## Task
Continue the excerpt on the advance function of ASDParser, beginning immediately after its last line of code.

## Selected excerpt
* * *

Based on the foregoing discussion, the source code for the advance function of ASDParser was written as shown below. It calls the choices function, also shown below, to compute the choices for advancing the parse another step and then calls the appropriate sub-algorithm to perform one of the four types of advance that was discussed in Part 2. Notice that if there is more than one choice for advancing the parse, then an entry is put onto the top of the backstack before the advance is performed, so that the other choice(s) can be tried if the parse later backtracks to the current local state of the parse. Notice also that, in the case of advances of types NONDUMMY, DUMMY, and INITIAL, the advance function causes semantic action (if any) of the grammar node that has just been entered to be executed. Finally, notice that the advance function sets the value of state.nextNodeSubphrase to point to where the subphrase pointer of the next node in the phrase structure (if any) is pointing.. That is done before the local parse state is pushed onto the backstack, and before the actual advance of the local parse state is performed. It will enable the backup function, described in Part 4, to determine whether or not advances of type FINAL have been made permanently, as discussed in connection with the advanceFinal function in Part 2, or only temporarily.

The choices function itself has two parameters, the first of which indicates whether or not choices to advance to dummy nodes in the grammar are to be included. The second parameter, which is provided with a null argument value here, will be discussed later on, in connection with the backup function of ASDParser (See Part 4.)

   /**
      Attempts to advance the parse state one step.
      @return SUCCEED if successful, NOADVANCE if unsuccessful but parse
      should continue after backup, QUIT if parse should quit.
    */
   public String advance()
   { if (state.currentChoices == null) // choices not yet computed
         state.currentChoices = choices(true, null);
      if (state.currentChoices.size() == 0)
         return NOADVANCE; // no choices for advancing from this state
      // Remove the next advance choice from the queue of
      // current choices:
      ASDParseChoice tryChoice
         = (ASDParseChoice) state.currentChoices.remove(0);
      state.advanceCase = tryChoice.advanceType;
         // the type of advance choice: INITIAL, FINAL, DUMMY, or NONDUMMY
      if (state.currentChoices.size() > 0) // other choices remain
      { state.unique = false; // subphrase cannot be parsed uniquely
         if (state.currentNode.nextNode() != null)

* * *

Spatial annotation entries:
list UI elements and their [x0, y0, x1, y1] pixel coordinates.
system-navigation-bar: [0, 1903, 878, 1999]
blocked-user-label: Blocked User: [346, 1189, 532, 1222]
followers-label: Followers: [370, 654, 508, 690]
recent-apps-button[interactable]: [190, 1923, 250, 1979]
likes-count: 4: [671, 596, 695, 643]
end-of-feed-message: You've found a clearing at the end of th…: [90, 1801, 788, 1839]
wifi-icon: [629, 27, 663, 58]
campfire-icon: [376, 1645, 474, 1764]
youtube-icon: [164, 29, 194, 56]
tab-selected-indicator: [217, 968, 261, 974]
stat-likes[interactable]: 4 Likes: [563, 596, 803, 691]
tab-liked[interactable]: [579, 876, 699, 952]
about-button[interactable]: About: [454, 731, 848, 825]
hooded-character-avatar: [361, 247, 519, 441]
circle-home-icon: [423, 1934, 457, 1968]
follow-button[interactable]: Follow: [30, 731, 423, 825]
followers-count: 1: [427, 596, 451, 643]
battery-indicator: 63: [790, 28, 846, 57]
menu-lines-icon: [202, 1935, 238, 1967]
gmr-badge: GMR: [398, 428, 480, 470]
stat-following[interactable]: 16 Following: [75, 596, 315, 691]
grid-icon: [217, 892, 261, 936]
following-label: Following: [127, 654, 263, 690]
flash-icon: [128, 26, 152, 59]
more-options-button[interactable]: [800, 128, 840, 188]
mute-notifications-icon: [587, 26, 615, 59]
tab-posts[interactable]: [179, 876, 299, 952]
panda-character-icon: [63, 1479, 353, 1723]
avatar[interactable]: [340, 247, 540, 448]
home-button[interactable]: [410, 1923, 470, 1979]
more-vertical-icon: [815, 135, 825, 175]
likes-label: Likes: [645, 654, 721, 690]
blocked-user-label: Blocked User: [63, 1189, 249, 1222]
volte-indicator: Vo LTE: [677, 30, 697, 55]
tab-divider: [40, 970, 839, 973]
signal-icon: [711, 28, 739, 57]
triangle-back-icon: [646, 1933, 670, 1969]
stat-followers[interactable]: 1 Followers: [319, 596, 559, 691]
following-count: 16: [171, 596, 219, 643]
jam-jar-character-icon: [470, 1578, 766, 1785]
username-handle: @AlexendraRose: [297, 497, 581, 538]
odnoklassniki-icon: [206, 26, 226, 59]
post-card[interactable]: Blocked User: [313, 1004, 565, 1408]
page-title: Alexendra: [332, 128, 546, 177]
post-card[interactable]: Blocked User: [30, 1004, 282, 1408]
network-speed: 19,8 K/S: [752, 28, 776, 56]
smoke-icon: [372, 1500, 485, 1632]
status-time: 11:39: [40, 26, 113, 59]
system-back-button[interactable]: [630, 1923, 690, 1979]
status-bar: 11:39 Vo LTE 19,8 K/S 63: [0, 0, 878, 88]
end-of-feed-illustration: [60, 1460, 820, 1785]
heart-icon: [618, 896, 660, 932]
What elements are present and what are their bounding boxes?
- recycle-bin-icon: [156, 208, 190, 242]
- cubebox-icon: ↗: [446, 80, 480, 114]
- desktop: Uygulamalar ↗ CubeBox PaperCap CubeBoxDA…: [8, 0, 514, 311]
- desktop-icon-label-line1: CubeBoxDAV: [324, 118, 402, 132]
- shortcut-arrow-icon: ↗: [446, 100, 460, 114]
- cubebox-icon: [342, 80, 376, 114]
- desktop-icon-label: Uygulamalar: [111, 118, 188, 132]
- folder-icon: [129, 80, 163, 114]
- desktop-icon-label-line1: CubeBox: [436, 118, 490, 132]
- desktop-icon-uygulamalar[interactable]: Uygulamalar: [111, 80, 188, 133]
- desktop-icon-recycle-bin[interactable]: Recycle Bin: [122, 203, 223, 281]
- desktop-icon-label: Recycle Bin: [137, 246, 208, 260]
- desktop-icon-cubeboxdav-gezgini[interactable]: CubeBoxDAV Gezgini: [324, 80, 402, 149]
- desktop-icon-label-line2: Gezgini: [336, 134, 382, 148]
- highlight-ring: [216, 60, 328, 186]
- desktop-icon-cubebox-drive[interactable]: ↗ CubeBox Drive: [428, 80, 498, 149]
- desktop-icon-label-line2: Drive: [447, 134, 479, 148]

* * *

## Expected answer
            // current node in the phrase structure is not the last
            // one; prepare for a possible permanent final advance
            // that may occur right after the current node:
            state.nextNodeSubphrase
               = state.currentNode.nextNode().subphrase();
         else
            state.nextNodeSubphrase = null;
         backstack.push((ASDParseState)state.clone());
      }
      if (state.advanceCase == FINAL) // a subphrase has ended
      { String val = advanceFinal(tryChoice.completedType);
            // returns SUCCEED, NOADVANCE, or QUIT
         if (val == NOADVANCE || val == QUIT) return val;
      }
      else
      { if (state.advanceCase == NONDUMMY)
            advanceNonDummy(tryChoice.nextNode);
         else if (state.advanceCase == DUMMY)
            advanceDummy(tryChoice.nextNode);
         else if (state.advanceCase == INITIAL)
            advanceInitial(tryChoice.nextNode);
         String action
            = tryChoice.nextNode.semanticAction();
         if (semantics != null && action != null && action.length() > 0)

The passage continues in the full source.